Give again, word for word, the stretch of entries below from the line containing "- edit-button[interactable]: [564, 508, 578, 525]" through the line containing "- search-box[interactable]: [343, 390, 613, 418]", including both of those lines.

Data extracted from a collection
■ ■ ■ ■ ■ ■ ■
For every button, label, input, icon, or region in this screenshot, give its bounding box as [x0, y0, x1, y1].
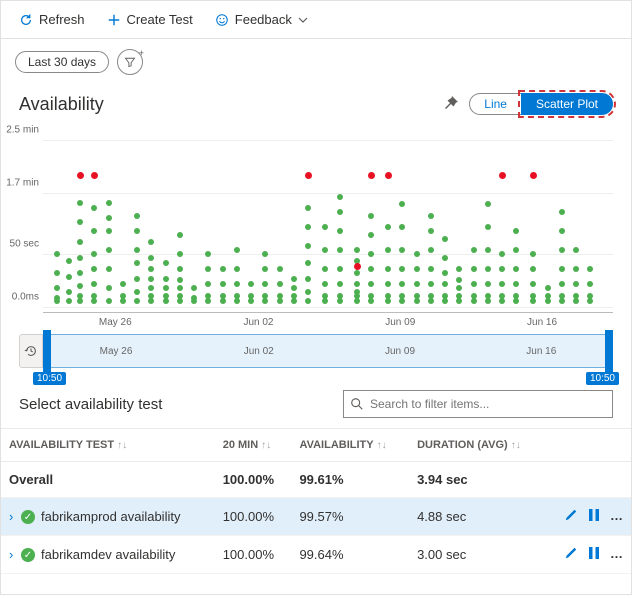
- edit-button[interactable]: [564, 508, 578, 525]
- cell: 100.00%: [215, 462, 292, 498]
- chevron-down-icon: [298, 15, 308, 25]
- col-name[interactable]: Availability test↑↓: [1, 429, 215, 462]
- test-name: fabrikamprod availability: [41, 509, 180, 524]
- col-duration[interactable]: Duration (avg)↑↓: [409, 429, 545, 462]
- slider-tag-right: 10:50: [586, 372, 619, 385]
- search-box[interactable]: [343, 390, 613, 418]
- pause-icon: [588, 508, 600, 522]
- plus-badge-icon: +: [139, 48, 144, 58]
- pin-button[interactable]: [443, 95, 459, 114]
- history-icon: [24, 344, 38, 358]
- status-ok-icon: ✓: [21, 548, 35, 562]
- cell: 99.64%: [291, 536, 409, 574]
- chevron-right-icon[interactable]: ›: [9, 547, 19, 562]
- create-test-button[interactable]: Create Test: [99, 8, 201, 31]
- section-title: Availability: [19, 94, 104, 115]
- cell: 99.57%: [291, 498, 409, 536]
- y-tick-label: 0.0ms: [12, 292, 39, 303]
- more-button[interactable]: …: [610, 508, 623, 525]
- create-test-label: Create Test: [127, 12, 193, 27]
- refresh-label: Refresh: [39, 12, 85, 27]
- tests-table: Availability test↑↓ 20 min↑↓ Availabilit…: [1, 428, 631, 574]
- time-slider: May 26Jun 02Jun 09Jun 16 10:50 10:50: [19, 334, 613, 368]
- slider-handle-left[interactable]: [43, 330, 51, 372]
- tests-section-title: Select availability test: [19, 396, 162, 413]
- feedback-label: Feedback: [235, 12, 292, 27]
- refresh-icon: [19, 13, 33, 27]
- y-tick-label: 50 sec: [10, 239, 39, 250]
- cell: 3.00 sec: [409, 536, 545, 574]
- sort-icon: ↑↓: [511, 440, 521, 451]
- pencil-icon: [564, 508, 578, 522]
- top-toolbar: Refresh Create Test Feedback: [1, 1, 631, 39]
- edit-button[interactable]: [564, 546, 578, 563]
- plus-icon: [107, 13, 121, 27]
- refresh-button[interactable]: Refresh: [11, 8, 93, 31]
- pause-button[interactable]: [588, 546, 600, 563]
- pin-icon: [443, 95, 459, 111]
- cell: 100.00%: [215, 536, 292, 574]
- col-20min[interactable]: 20 min↑↓: [215, 429, 292, 462]
- pause-icon: [588, 546, 600, 560]
- cell: 99.61%: [291, 462, 409, 498]
- status-ok-icon: ✓: [21, 510, 35, 524]
- chevron-right-icon[interactable]: ›: [9, 509, 19, 524]
- smile-icon: [215, 13, 229, 27]
- slider-track[interactable]: May 26 Jun 02 Jun 09 Jun 16: [43, 334, 613, 368]
- scatter-chart[interactable]: 2.5 min1.7 min50 sec0.0ms: [43, 123, 613, 313]
- x-axis: May 26 Jun 02 Jun 09 Jun 16: [43, 313, 613, 330]
- time-range-pill[interactable]: Last 30 days: [15, 51, 109, 73]
- slider-tick-label: May 26: [100, 346, 133, 357]
- table-row[interactable]: ›✓ fabrikamdev availability 100.00%99.64%3…: [1, 536, 631, 574]
- table-row[interactable]: ›✓ fabrikamprod availability 100.00%99.57%…: [1, 498, 631, 536]
- slider-handle-right[interactable]: [605, 330, 613, 372]
- pencil-icon: [564, 546, 578, 560]
- chart-mode-scatter[interactable]: Scatter Plot: [521, 93, 613, 115]
- more-button[interactable]: …: [610, 546, 623, 563]
- sort-icon: ↑↓: [261, 440, 271, 451]
- time-range-label: Last 30 days: [28, 55, 96, 69]
- search-input[interactable]: [370, 397, 606, 411]
- test-name: fabrikamdev availability: [41, 547, 175, 562]
- chart-area: 2.5 min1.7 min50 sec0.0ms May 26Jun 02Ju…: [1, 119, 631, 330]
- y-tick-label: 1.7 min: [6, 178, 39, 189]
- slider-tag-left: 10:50: [33, 372, 66, 385]
- slider-tick-label: Jun 02: [244, 346, 274, 357]
- cell: 3.94 sec: [409, 462, 545, 498]
- test-name: Overall: [9, 472, 53, 487]
- funnel-icon: [124, 56, 136, 68]
- x-tick-label: Jun 16: [527, 317, 557, 328]
- chart-mode-line[interactable]: Line: [469, 93, 521, 115]
- search-icon: [350, 397, 364, 411]
- x-tick-label: May 26: [99, 317, 132, 328]
- slider-tick-label: Jun 16: [526, 346, 556, 357]
- x-tick-label: Jun 09: [385, 317, 415, 328]
- add-filter-button[interactable]: +: [117, 49, 143, 75]
- cell: 100.00%: [215, 498, 292, 536]
- sort-icon: ↑↓: [377, 440, 387, 451]
- cell: 4.88 sec: [409, 498, 545, 536]
- slider-tick-label: Jun 09: [385, 346, 415, 357]
- col-availability[interactable]: Availability↑↓: [291, 429, 409, 462]
- sort-icon: ↑↓: [117, 440, 127, 451]
- x-tick-label: Jun 02: [243, 317, 273, 328]
- slider-history-button[interactable]: [19, 334, 43, 368]
- y-tick-label: 2.5 min: [6, 125, 39, 136]
- chart-mode-toggle: Line Scatter Plot: [469, 93, 613, 115]
- table-row[interactable]: Overall 100.00%99.61%3.94 sec: [1, 462, 631, 498]
- feedback-button[interactable]: Feedback: [207, 8, 316, 31]
- col-actions: [545, 429, 631, 462]
- filter-row: Last 30 days +: [1, 39, 631, 85]
- pause-button[interactable]: [588, 508, 600, 525]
■ ■ ■ ■ ■ ■ ■
[Solution to the problem]:
- edit-button[interactable]: [564, 508, 578, 525]
- cell: 100.00%: [215, 462, 292, 498]
- chevron-down-icon: [298, 15, 308, 25]
- col-name[interactable]: Availability test↑↓: [1, 429, 215, 462]
- test-name: fabrikamprod availability: [41, 509, 180, 524]
- col-duration[interactable]: Duration (avg)↑↓: [409, 429, 545, 462]
- slider-tag-right: 10:50: [586, 372, 619, 385]
- search-box[interactable]: [343, 390, 613, 418]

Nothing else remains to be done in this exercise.